• Dataset extract
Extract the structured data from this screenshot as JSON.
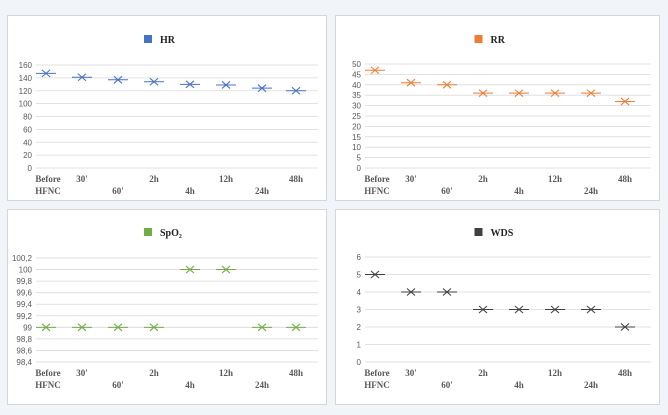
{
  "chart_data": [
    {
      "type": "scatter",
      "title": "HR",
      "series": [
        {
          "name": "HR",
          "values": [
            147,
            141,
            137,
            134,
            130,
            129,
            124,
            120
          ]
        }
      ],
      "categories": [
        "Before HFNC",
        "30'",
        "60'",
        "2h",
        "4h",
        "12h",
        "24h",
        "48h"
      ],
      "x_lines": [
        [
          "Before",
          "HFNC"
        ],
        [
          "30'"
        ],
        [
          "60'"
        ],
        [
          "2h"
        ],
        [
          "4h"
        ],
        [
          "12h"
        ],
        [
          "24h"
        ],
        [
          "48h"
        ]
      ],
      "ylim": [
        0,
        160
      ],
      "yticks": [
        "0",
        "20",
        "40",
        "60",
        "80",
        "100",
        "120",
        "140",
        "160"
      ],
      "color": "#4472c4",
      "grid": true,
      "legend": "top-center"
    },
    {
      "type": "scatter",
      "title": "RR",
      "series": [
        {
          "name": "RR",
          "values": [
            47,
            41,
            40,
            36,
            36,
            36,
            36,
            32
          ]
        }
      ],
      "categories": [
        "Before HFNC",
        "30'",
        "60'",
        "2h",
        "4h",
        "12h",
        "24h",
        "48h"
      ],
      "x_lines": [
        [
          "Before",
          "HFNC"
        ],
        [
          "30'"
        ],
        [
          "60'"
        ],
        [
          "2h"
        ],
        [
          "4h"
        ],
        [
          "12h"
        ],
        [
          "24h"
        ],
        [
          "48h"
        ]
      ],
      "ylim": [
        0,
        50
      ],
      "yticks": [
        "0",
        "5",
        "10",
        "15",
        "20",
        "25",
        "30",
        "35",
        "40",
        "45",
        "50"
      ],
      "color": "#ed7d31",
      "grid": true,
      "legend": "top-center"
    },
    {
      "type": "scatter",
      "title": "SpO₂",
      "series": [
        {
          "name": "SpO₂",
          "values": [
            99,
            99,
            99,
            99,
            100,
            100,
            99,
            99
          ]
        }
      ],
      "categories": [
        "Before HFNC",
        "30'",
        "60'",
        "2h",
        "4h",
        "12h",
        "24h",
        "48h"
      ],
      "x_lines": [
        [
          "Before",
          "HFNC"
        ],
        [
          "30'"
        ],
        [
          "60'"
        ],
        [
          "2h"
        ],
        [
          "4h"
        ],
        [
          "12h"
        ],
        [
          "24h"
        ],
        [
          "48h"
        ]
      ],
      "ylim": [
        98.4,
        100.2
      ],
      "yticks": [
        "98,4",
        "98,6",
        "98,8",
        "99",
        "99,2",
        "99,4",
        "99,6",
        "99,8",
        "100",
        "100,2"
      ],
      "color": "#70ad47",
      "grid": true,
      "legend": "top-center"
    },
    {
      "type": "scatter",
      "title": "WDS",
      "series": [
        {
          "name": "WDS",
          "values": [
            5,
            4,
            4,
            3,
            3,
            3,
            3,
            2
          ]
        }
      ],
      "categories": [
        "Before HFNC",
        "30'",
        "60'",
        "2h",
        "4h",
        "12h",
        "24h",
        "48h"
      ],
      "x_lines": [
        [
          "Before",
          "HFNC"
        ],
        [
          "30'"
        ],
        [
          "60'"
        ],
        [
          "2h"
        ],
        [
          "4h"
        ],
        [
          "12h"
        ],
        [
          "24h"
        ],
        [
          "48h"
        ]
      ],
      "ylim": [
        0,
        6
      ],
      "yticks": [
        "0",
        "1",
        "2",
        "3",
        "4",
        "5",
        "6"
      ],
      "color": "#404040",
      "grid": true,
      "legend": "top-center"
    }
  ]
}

• Your instructions
Repeat all of the data above word for word, minus the pictures.

• Full output
Extract the structured data from this screenshot as JSON.
{
  "chart_data": [
    {
      "type": "scatter",
      "title": "HR",
      "series": [
        {
          "name": "HR",
          "values": [
            147,
            141,
            137,
            134,
            130,
            129,
            124,
            120
          ]
        }
      ],
      "categories": [
        "Before HFNC",
        "30'",
        "60'",
        "2h",
        "4h",
        "12h",
        "24h",
        "48h"
      ],
      "x_lines": [
        [
          "Before",
          "HFNC"
        ],
        [
          "30'"
        ],
        [
          "60'"
        ],
        [
          "2h"
        ],
        [
          "4h"
        ],
        [
          "12h"
        ],
        [
          "24h"
        ],
        [
          "48h"
        ]
      ],
      "ylim": [
        0,
        160
      ],
      "yticks": [
        "0",
        "20",
        "40",
        "60",
        "80",
        "100",
        "120",
        "140",
        "160"
      ],
      "color": "#4472c4",
      "grid": true,
      "legend": "top-center"
    },
    {
      "type": "scatter",
      "title": "RR",
      "series": [
        {
          "name": "RR",
          "values": [
            47,
            41,
            40,
            36,
            36,
            36,
            36,
            32
          ]
        }
      ],
      "categories": [
        "Before HFNC",
        "30'",
        "60'",
        "2h",
        "4h",
        "12h",
        "24h",
        "48h"
      ],
      "x_lines": [
        [
          "Before",
          "HFNC"
        ],
        [
          "30'"
        ],
        [
          "60'"
        ],
        [
          "2h"
        ],
        [
          "4h"
        ],
        [
          "12h"
        ],
        [
          "24h"
        ],
        [
          "48h"
        ]
      ],
      "ylim": [
        0,
        50
      ],
      "yticks": [
        "0",
        "5",
        "10",
        "15",
        "20",
        "25",
        "30",
        "35",
        "40",
        "45",
        "50"
      ],
      "color": "#ed7d31",
      "grid": true,
      "legend": "top-center"
    },
    {
      "type": "scatter",
      "title": "SpO₂",
      "series": [
        {
          "name": "SpO₂",
          "values": [
            99,
            99,
            99,
            99,
            100,
            100,
            99,
            99
          ]
        }
      ],
      "categories": [
        "Before HFNC",
        "30'",
        "60'",
        "2h",
        "4h",
        "12h",
        "24h",
        "48h"
      ],
      "x_lines": [
        [
          "Before",
          "HFNC"
        ],
        [
          "30'"
        ],
        [
          "60'"
        ],
        [
          "2h"
        ],
        [
          "4h"
        ],
        [
          "12h"
        ],
        [
          "24h"
        ],
        [
          "48h"
        ]
      ],
      "ylim": [
        98.4,
        100.2
      ],
      "yticks": [
        "98,4",
        "98,6",
        "98,8",
        "99",
        "99,2",
        "99,4",
        "99,6",
        "99,8",
        "100",
        "100,2"
      ],
      "color": "#70ad47",
      "grid": true,
      "legend": "top-center"
    },
    {
      "type": "scatter",
      "title": "WDS",
      "series": [
        {
          "name": "WDS",
          "values": [
            5,
            4,
            4,
            3,
            3,
            3,
            3,
            2
          ]
        }
      ],
      "categories": [
        "Before HFNC",
        "30'",
        "60'",
        "2h",
        "4h",
        "12h",
        "24h",
        "48h"
      ],
      "x_lines": [
        [
          "Before",
          "HFNC"
        ],
        [
          "30'"
        ],
        [
          "60'"
        ],
        [
          "2h"
        ],
        [
          "4h"
        ],
        [
          "12h"
        ],
        [
          "24h"
        ],
        [
          "48h"
        ]
      ],
      "ylim": [
        0,
        6
      ],
      "yticks": [
        "0",
        "1",
        "2",
        "3",
        "4",
        "5",
        "6"
      ],
      "color": "#404040",
      "grid": true,
      "legend": "top-center"
    }
  ]
}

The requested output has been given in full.